> [Directions]:
Locate each line with the string "this" in the listing below and copy it.

> [Items]:
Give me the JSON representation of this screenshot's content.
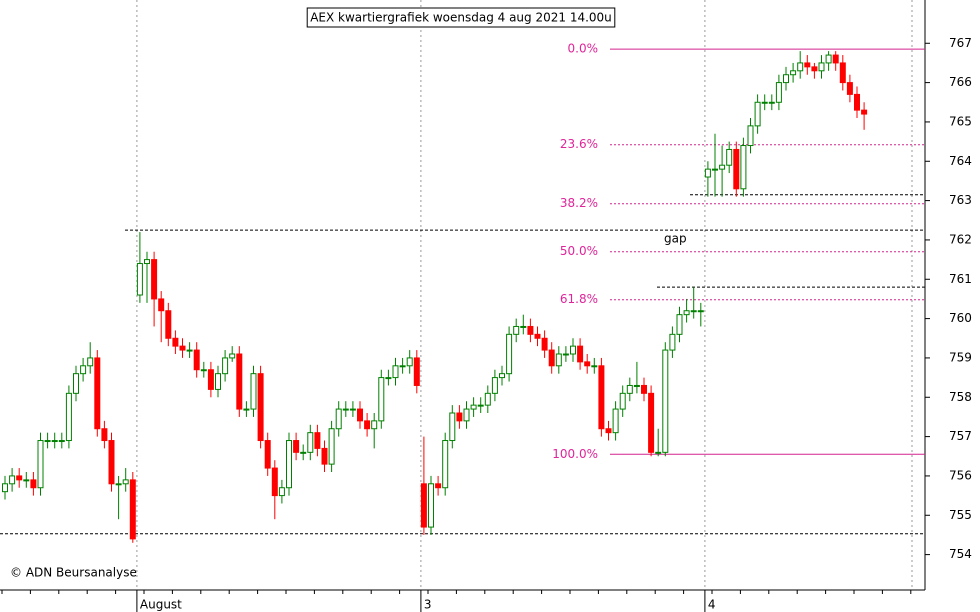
{
  "chart_data": {
    "type": "candlestick",
    "title": "AEX kwartiergrafiek woensdag 4 aug 2021 14.00u",
    "annotation": "gap",
    "credit": "© ADN Beursanalyse",
    "categories": [
      null,
      null,
      null,
      null,
      null,
      null,
      null,
      null,
      null,
      null,
      null,
      null,
      null,
      null,
      null,
      null,
      null,
      null,
      null,
      "August",
      null,
      null,
      null,
      null,
      null,
      null,
      null,
      null,
      null,
      null,
      null,
      null,
      null,
      null,
      null,
      null,
      null,
      null,
      null,
      null,
      null,
      null,
      null,
      null,
      null,
      null,
      null,
      null,
      null,
      null,
      null,
      null,
      null,
      null,
      null,
      null,
      null,
      null,
      null,
      "3",
      null,
      null,
      null,
      null,
      null,
      null,
      null,
      null,
      null,
      null,
      null,
      null,
      null,
      null,
      null,
      null,
      null,
      null,
      null,
      null,
      null,
      null,
      null,
      null,
      null,
      null,
      null,
      null,
      null,
      null,
      null,
      null,
      null,
      null,
      null,
      null,
      null,
      null,
      null,
      "4",
      null,
      null,
      null,
      null,
      null,
      null,
      null,
      null,
      null,
      null,
      null,
      null,
      null,
      null,
      null,
      null,
      null,
      null,
      null,
      null,
      null,
      null
    ],
    "open": [
      755.6,
      755.8,
      756.0,
      755.9,
      755.9,
      755.7,
      756.9,
      756.9,
      756.9,
      756.9,
      758.1,
      758.6,
      758.8,
      759.0,
      757.2,
      756.9,
      755.8,
      755.8,
      755.9,
      760.6,
      761.4,
      761.5,
      760.5,
      760.2,
      759.5,
      759.3,
      759.2,
      759.2,
      758.7,
      758.7,
      758.2,
      758.6,
      759.0,
      759.1,
      757.7,
      757.7,
      758.6,
      756.9,
      756.2,
      755.5,
      755.7,
      756.9,
      756.6,
      756.6,
      757.1,
      756.7,
      756.3,
      757.2,
      757.7,
      757.7,
      757.7,
      757.4,
      757.2,
      757.4,
      758.5,
      758.5,
      758.8,
      758.8,
      759.0,
      755.8,
      754.7,
      755.8,
      755.7,
      756.9,
      757.6,
      757.4,
      757.7,
      757.8,
      757.8,
      758.1,
      758.5,
      758.6,
      759.6,
      759.8,
      759.8,
      759.6,
      759.5,
      759.2,
      758.8,
      759.1,
      759.1,
      759.3,
      758.9,
      758.8,
      758.8,
      757.2,
      757.1,
      757.7,
      758.1,
      758.3,
      758.3,
      758.1,
      756.6,
      756.6,
      759.2,
      759.6,
      760.1,
      760.2,
      760.2,
      763.6,
      763.8,
      763.8,
      763.9,
      764.3,
      763.3,
      764.4,
      764.9,
      765.5,
      765.5,
      765.5,
      766.0,
      766.2,
      766.3,
      766.5,
      766.4,
      766.3,
      766.5,
      766.7,
      766.5,
      766.0,
      765.7,
      765.3
    ],
    "high": [
      756.0,
      756.2,
      756.2,
      756.1,
      756.1,
      757.1,
      757.1,
      757.1,
      757.1,
      758.3,
      758.8,
      759.0,
      759.4,
      759.2,
      757.4,
      757.1,
      756.0,
      756.2,
      756.1,
      762.2,
      761.7,
      761.7,
      760.7,
      760.4,
      759.7,
      759.5,
      759.4,
      759.4,
      758.9,
      758.9,
      758.8,
      759.2,
      759.3,
      759.3,
      757.9,
      758.8,
      758.8,
      757.1,
      756.4,
      755.9,
      757.1,
      757.1,
      756.8,
      757.3,
      757.3,
      756.9,
      757.4,
      757.9,
      757.9,
      757.9,
      757.9,
      757.6,
      757.6,
      758.7,
      758.7,
      759.0,
      759.0,
      759.2,
      759.2,
      757.0,
      756.0,
      756.0,
      757.1,
      757.8,
      757.8,
      757.9,
      758.0,
      758.0,
      758.3,
      758.7,
      758.8,
      759.8,
      760.0,
      760.1,
      760.0,
      759.8,
      759.7,
      759.4,
      759.3,
      759.3,
      759.5,
      759.5,
      759.1,
      759.0,
      759.0,
      757.4,
      757.9,
      758.3,
      758.5,
      758.9,
      758.5,
      758.3,
      757.2,
      759.4,
      759.8,
      760.3,
      760.5,
      760.8,
      760.4,
      764.0,
      764.7,
      764.4,
      764.5,
      764.5,
      764.6,
      765.1,
      765.7,
      765.7,
      765.7,
      766.2,
      766.4,
      766.5,
      766.8,
      766.7,
      766.5,
      766.7,
      766.8,
      766.8,
      766.7,
      766.2,
      765.9,
      765.5
    ],
    "low": [
      755.4,
      755.6,
      755.7,
      755.7,
      755.5,
      755.5,
      756.7,
      756.7,
      756.7,
      756.7,
      757.9,
      758.4,
      758.6,
      757.0,
      756.7,
      755.6,
      754.9,
      755.6,
      754.3,
      760.4,
      760.4,
      759.8,
      759.4,
      759.3,
      759.1,
      759.0,
      759.0,
      758.5,
      758.5,
      758.0,
      758.0,
      758.4,
      758.9,
      757.5,
      757.5,
      757.5,
      756.7,
      756.0,
      754.9,
      755.3,
      755.5,
      756.4,
      756.4,
      756.4,
      756.5,
      756.1,
      756.1,
      757.0,
      757.5,
      757.5,
      757.2,
      757.0,
      756.7,
      757.2,
      758.3,
      758.3,
      758.6,
      758.6,
      758.1,
      754.5,
      754.5,
      755.5,
      755.5,
      756.7,
      757.2,
      757.2,
      757.5,
      757.6,
      757.6,
      757.9,
      758.3,
      758.4,
      759.4,
      759.6,
      759.4,
      759.3,
      759.0,
      758.6,
      758.6,
      758.9,
      758.9,
      758.7,
      758.6,
      758.6,
      757.0,
      756.9,
      756.9,
      757.5,
      757.9,
      758.1,
      757.9,
      756.5,
      756.5,
      756.5,
      759.0,
      759.4,
      759.9,
      760.0,
      759.8,
      763.1,
      763.1,
      763.1,
      763.7,
      763.1,
      763.1,
      764.2,
      764.7,
      765.3,
      765.3,
      765.3,
      765.8,
      766.0,
      766.1,
      766.2,
      766.1,
      766.1,
      766.3,
      766.3,
      765.8,
      765.5,
      765.1,
      764.8
    ],
    "close": [
      755.8,
      756.0,
      755.9,
      755.9,
      755.7,
      756.9,
      756.9,
      756.9,
      756.9,
      758.1,
      758.6,
      758.8,
      759.0,
      757.2,
      756.9,
      755.8,
      755.8,
      755.9,
      754.4,
      761.4,
      761.5,
      760.5,
      760.2,
      759.5,
      759.3,
      759.2,
      759.2,
      758.7,
      758.7,
      758.2,
      758.6,
      759.0,
      759.1,
      757.7,
      757.7,
      758.6,
      756.9,
      756.2,
      755.5,
      755.7,
      756.9,
      756.6,
      756.6,
      757.1,
      756.7,
      756.3,
      757.2,
      757.7,
      757.7,
      757.7,
      757.4,
      757.2,
      757.4,
      758.5,
      758.5,
      758.8,
      758.8,
      759.0,
      758.3,
      754.7,
      755.8,
      755.7,
      756.9,
      757.6,
      757.4,
      757.7,
      757.8,
      757.8,
      758.1,
      758.5,
      758.6,
      759.6,
      759.8,
      759.8,
      759.6,
      759.5,
      759.2,
      758.8,
      759.1,
      759.1,
      759.3,
      758.9,
      758.8,
      758.8,
      757.2,
      757.1,
      757.7,
      758.1,
      758.3,
      758.3,
      758.1,
      756.6,
      756.6,
      759.2,
      759.6,
      760.1,
      760.2,
      760.2,
      760.2,
      763.8,
      763.8,
      763.9,
      764.3,
      763.3,
      764.4,
      764.9,
      765.5,
      765.5,
      765.5,
      766.0,
      766.2,
      766.3,
      766.5,
      766.4,
      766.3,
      766.5,
      766.7,
      766.5,
      766.0,
      765.7,
      765.3,
      765.2
    ],
    "up_color": "#008000",
    "down_color": "#ff0000",
    "fib_color": "#d4238f",
    "ylim": [
      753.1,
      768.1
    ],
    "yticks": [
      754,
      755,
      756,
      757,
      758,
      759,
      760,
      761,
      762,
      763,
      764,
      765,
      766,
      767
    ],
    "fib_levels": [
      {
        "label": "0.0%",
        "value": 766.85
      },
      {
        "label": "23.6%",
        "value": 764.42
      },
      {
        "label": "38.2%",
        "value": 762.92
      },
      {
        "label": "50.0%",
        "value": 761.7
      },
      {
        "label": "61.8%",
        "value": 760.48
      },
      {
        "label": "100.0%",
        "value": 756.55
      }
    ],
    "reference_lines": [
      762.25,
      754.53,
      760.8,
      763.15
    ]
  }
}
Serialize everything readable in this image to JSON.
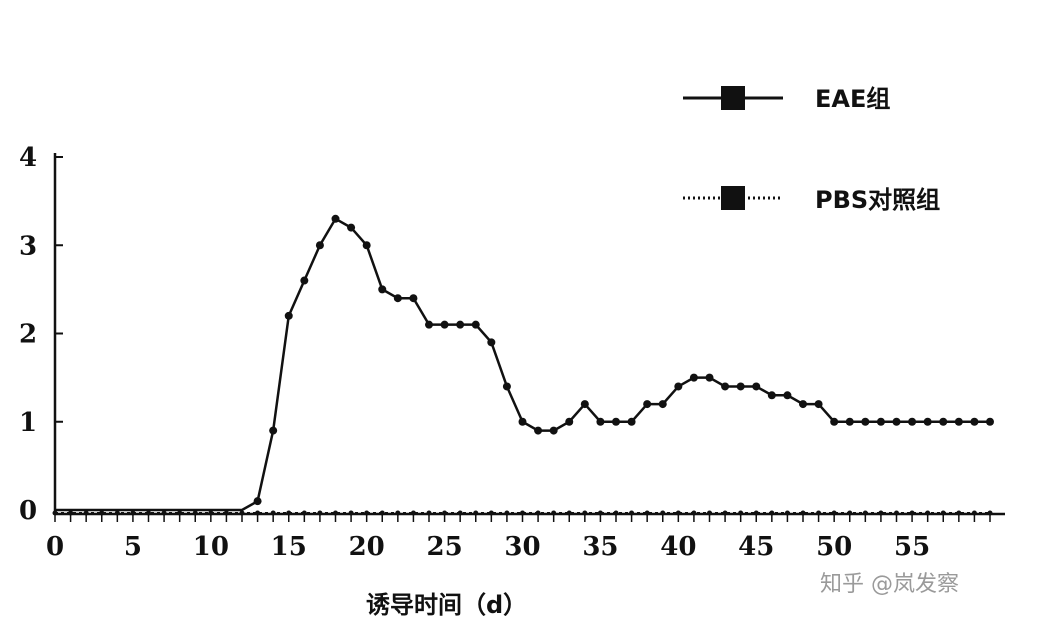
{
  "chart_data": {
    "type": "line",
    "xlabel": "诱导时间（d）",
    "ylabel": "",
    "xlim": [
      0,
      60
    ],
    "ylim": [
      0,
      4
    ],
    "x_ticks": [
      0,
      5,
      10,
      15,
      20,
      25,
      30,
      35,
      40,
      45,
      50,
      55
    ],
    "y_ticks": [
      0,
      1,
      2,
      3,
      4
    ],
    "legend_position": "top-right",
    "series": [
      {
        "name": "EAE组",
        "x": [
          0,
          1,
          2,
          3,
          4,
          5,
          6,
          7,
          8,
          9,
          10,
          11,
          12,
          13,
          14,
          15,
          16,
          17,
          18,
          19,
          20,
          21,
          22,
          23,
          24,
          25,
          26,
          27,
          28,
          29,
          30,
          31,
          32,
          33,
          34,
          35,
          36,
          37,
          38,
          39,
          40,
          41,
          42,
          43,
          44,
          45,
          46,
          47,
          48,
          49,
          50,
          51,
          52,
          53,
          54,
          55,
          56,
          57,
          58,
          59,
          60
        ],
        "values": [
          0,
          0,
          0,
          0,
          0,
          0,
          0,
          0,
          0,
          0,
          0,
          0,
          0,
          0.1,
          0.9,
          2.2,
          2.6,
          3.0,
          3.3,
          3.2,
          3.0,
          2.5,
          2.4,
          2.4,
          2.1,
          2.1,
          2.1,
          2.1,
          1.9,
          1.4,
          1.0,
          0.9,
          0.9,
          1.0,
          1.2,
          1.0,
          1.0,
          1.0,
          1.2,
          1.2,
          1.4,
          1.5,
          1.5,
          1.4,
          1.4,
          1.4,
          1.3,
          1.3,
          1.2,
          1.2,
          1.0,
          1.0,
          1.0,
          1.0,
          1.0,
          1.0,
          1.0,
          1.0,
          1.0,
          1.0,
          1.0
        ]
      },
      {
        "name": "PBS对照组",
        "x": [
          0,
          1,
          2,
          3,
          4,
          5,
          6,
          7,
          8,
          9,
          10,
          11,
          12,
          13,
          14,
          15,
          16,
          17,
          18,
          19,
          20,
          21,
          22,
          23,
          24,
          25,
          26,
          27,
          28,
          29,
          30,
          31,
          32,
          33,
          34,
          35,
          36,
          37,
          38,
          39,
          40,
          41,
          42,
          43,
          44,
          45,
          46,
          47,
          48,
          49,
          50,
          51,
          52,
          53,
          54,
          55,
          56,
          57,
          58,
          59,
          60
        ],
        "values": [
          0,
          0,
          0,
          0,
          0,
          0,
          0,
          0,
          0,
          0,
          0,
          0,
          0,
          0,
          0,
          0,
          0,
          0,
          0,
          0,
          0,
          0,
          0,
          0,
          0,
          0,
          0,
          0,
          0,
          0,
          0,
          0,
          0,
          0,
          0,
          0,
          0,
          0,
          0,
          0,
          0,
          0,
          0,
          0,
          0,
          0,
          0,
          0,
          0,
          0,
          0,
          0,
          0,
          0,
          0,
          0,
          0,
          0,
          0,
          0,
          0
        ]
      }
    ]
  },
  "watermark": "知乎 @岚发察"
}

> [Finished exercise]:
Give me the JSON representation of this screenshot's content.
Serialize everything readable in this image to JSON.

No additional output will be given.